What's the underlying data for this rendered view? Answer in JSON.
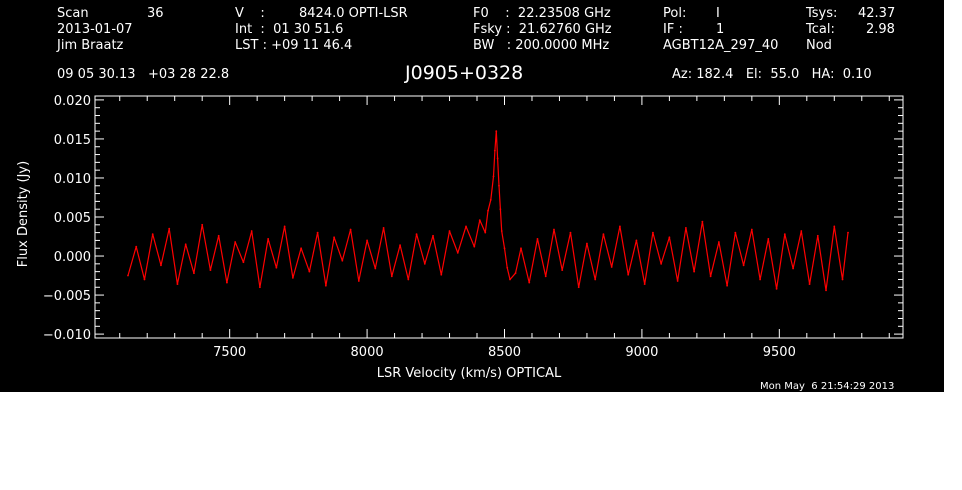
{
  "header": {
    "scan_label": "Scan",
    "scan_value": "36",
    "date": "2013-01-07",
    "observer": "Jim Braatz",
    "v_label": "V    :",
    "v_value": "8424.0 OPTI-LSR",
    "int_line": "Int  :  01 30 51.6",
    "lst_line": "LST : +09 11 46.4",
    "f0_line": "F0    :  22.23508 GHz",
    "fsky_line": "Fsky :  21.62760 GHz",
    "bw_line": "BW   : 200.0000 MHz",
    "pol_label": "Pol:",
    "pol_value": "I",
    "if_label": "IF :",
    "if_value": "1",
    "project": "AGBT12A_297_40",
    "tsys_label": "Tsys:",
    "tsys_value": "42.37",
    "tcal_label": "Tcal:",
    "tcal_value": "2.98",
    "mode": "Nod",
    "coords": "09 05 30.13   +03 28 22.8",
    "source": "J0905+0328",
    "azelha": "Az: 182.4   El:  55.0   HA:  0.10"
  },
  "footer": {
    "timestamp": "Mon May  6 21:54:29 2013"
  },
  "colors": {
    "background": "#000000",
    "foreground": "#ffffff",
    "trace": "#ff0000"
  },
  "chart_data": {
    "type": "line",
    "title": "J0905+0328",
    "xlabel": "LSR Velocity (km/s) OPTICAL",
    "ylabel": "Flux Density (Jy)",
    "xlim": [
      7010,
      9950
    ],
    "ylim": [
      -0.0105,
      0.0205
    ],
    "xticks": [
      7500,
      8000,
      8500,
      9000,
      9500
    ],
    "xtick_labels": [
      "7500",
      "8000",
      "8500",
      "9000",
      "9500"
    ],
    "yticks": [
      -0.01,
      -0.005,
      0.0,
      0.005,
      0.01,
      0.015,
      0.02
    ],
    "ytick_labels": [
      "−0.010",
      "−0.005",
      "0.000",
      "0.005",
      "0.010",
      "0.015",
      "0.020"
    ],
    "grid": false,
    "series": [
      {
        "x": [
          7130,
          7160,
          7190,
          7220,
          7250,
          7280,
          7310,
          7340,
          7370,
          7400,
          7430,
          7460,
          7490,
          7520,
          7550,
          7580,
          7610,
          7640,
          7670,
          7700,
          7730,
          7760,
          7790,
          7820,
          7850,
          7880,
          7910,
          7940,
          7970,
          8000,
          8030,
          8060,
          8090,
          8120,
          8150,
          8180,
          8210,
          8240,
          8270,
          8300,
          8330,
          8360,
          8390,
          8410,
          8430,
          8440,
          8450,
          8460,
          8465,
          8470,
          8475,
          8480,
          8485,
          8490,
          8500,
          8510,
          8520,
          8540,
          8560,
          8590,
          8620,
          8650,
          8680,
          8710,
          8740,
          8770,
          8800,
          8830,
          8860,
          8890,
          8920,
          8950,
          8980,
          9010,
          9040,
          9070,
          9100,
          9130,
          9160,
          9190,
          9220,
          9250,
          9280,
          9310,
          9340,
          9370,
          9400,
          9430,
          9460,
          9490,
          9520,
          9550,
          9580,
          9610,
          9640,
          9670,
          9700,
          9730,
          9750
        ],
        "y": [
          -0.0025,
          0.0012,
          -0.003,
          0.0028,
          -0.0012,
          0.0035,
          -0.0036,
          0.0015,
          -0.0022,
          0.004,
          -0.0018,
          0.0026,
          -0.0034,
          0.0018,
          -0.0008,
          0.0032,
          -0.004,
          0.0022,
          -0.0015,
          0.0038,
          -0.0028,
          0.001,
          -0.002,
          0.003,
          -0.0038,
          0.0024,
          -0.0006,
          0.0034,
          -0.0032,
          0.002,
          -0.0016,
          0.0036,
          -0.0026,
          0.0014,
          -0.003,
          0.0028,
          -0.001,
          0.0026,
          -0.0024,
          0.0032,
          0.0004,
          0.0038,
          0.0012,
          0.0046,
          0.003,
          0.0058,
          0.0072,
          0.0102,
          0.0135,
          0.016,
          0.0125,
          0.009,
          0.006,
          0.0032,
          0.001,
          -0.0015,
          -0.003,
          -0.0022,
          0.001,
          -0.0034,
          0.0022,
          -0.0026,
          0.0034,
          -0.0018,
          0.003,
          -0.004,
          0.0016,
          -0.003,
          0.0028,
          -0.0014,
          0.0038,
          -0.0024,
          0.002,
          -0.0036,
          0.003,
          -0.001,
          0.0024,
          -0.0032,
          0.0036,
          -0.002,
          0.0044,
          -0.0026,
          0.0018,
          -0.0038,
          0.003,
          -0.0012,
          0.0034,
          -0.003,
          0.0022,
          -0.0042,
          0.0028,
          -0.0016,
          0.0032,
          -0.0036,
          0.0026,
          -0.0044,
          0.0038,
          -0.003,
          0.003
        ]
      }
    ]
  }
}
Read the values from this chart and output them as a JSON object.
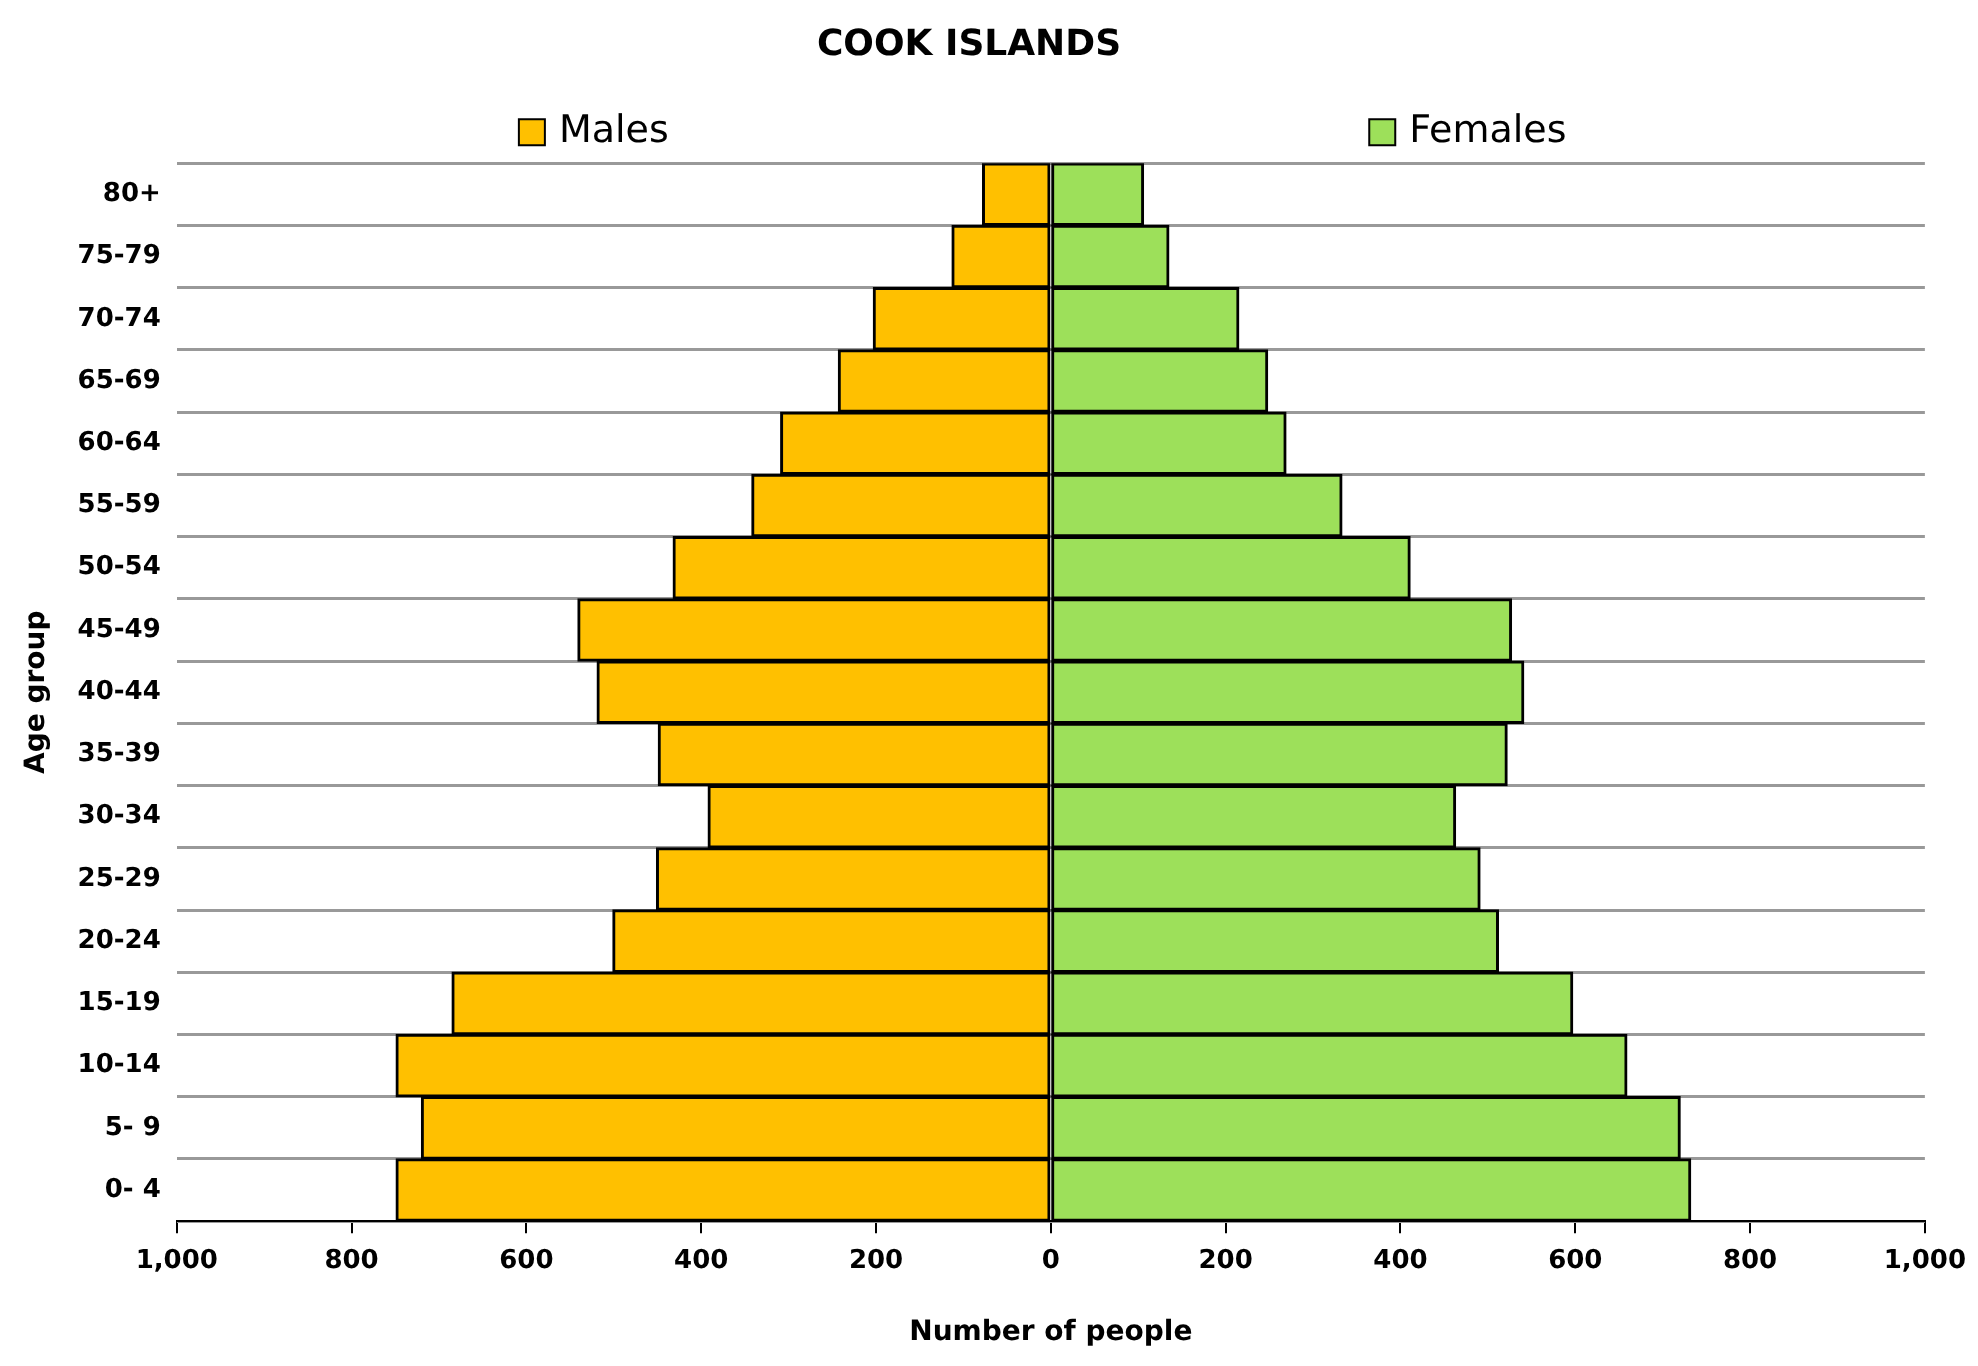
{
  "chart_data": {
    "type": "bar",
    "orientation": "horizontal",
    "stacked": true,
    "title": "COOK ISLANDS",
    "xlabel": "Number of people",
    "ylabel": "Age group",
    "categories": [
      "80+",
      "75-79",
      "70-74",
      "65-69",
      "60-64",
      "55-59",
      "50-54",
      "45-49",
      "40-44",
      "35-39",
      "30-34",
      "25-29",
      "20-24",
      "15-19",
      "10-14",
      "5- 9",
      "0- 4"
    ],
    "series": [
      {
        "name": "Males",
        "color": "#ffc000",
        "values": [
          -78,
          -113,
          -203,
          -243,
          -309,
          -342,
          -432,
          -541,
          -519,
          -449,
          -392,
          -451,
          -501,
          -685,
          -749,
          -720,
          -749
        ]
      },
      {
        "name": "Females",
        "color": "#9de05a",
        "values": [
          106,
          135,
          215,
          248,
          269,
          333,
          411,
          527,
          541,
          522,
          463,
          491,
          512,
          597,
          659,
          720,
          732
        ]
      }
    ],
    "xlim": [
      -1000,
      1000
    ],
    "xticks": [
      {
        "value": -1000,
        "label": "1,000"
      },
      {
        "value": -800,
        "label": "800"
      },
      {
        "value": -600,
        "label": "600"
      },
      {
        "value": -400,
        "label": "400"
      },
      {
        "value": -200,
        "label": "200"
      },
      0,
      200,
      400,
      600,
      800,
      {
        "value": 1000,
        "label": "1,000"
      }
    ],
    "grid": "y",
    "legend": "top"
  }
}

============

> _GIVEN TASK_
Pick out each line above that includes "this" and show it.

> _CORRECT RESULT_
What's the underlying data for this rendered view? Answer in JSON.
Read the values from this chart and output them as a JSON object.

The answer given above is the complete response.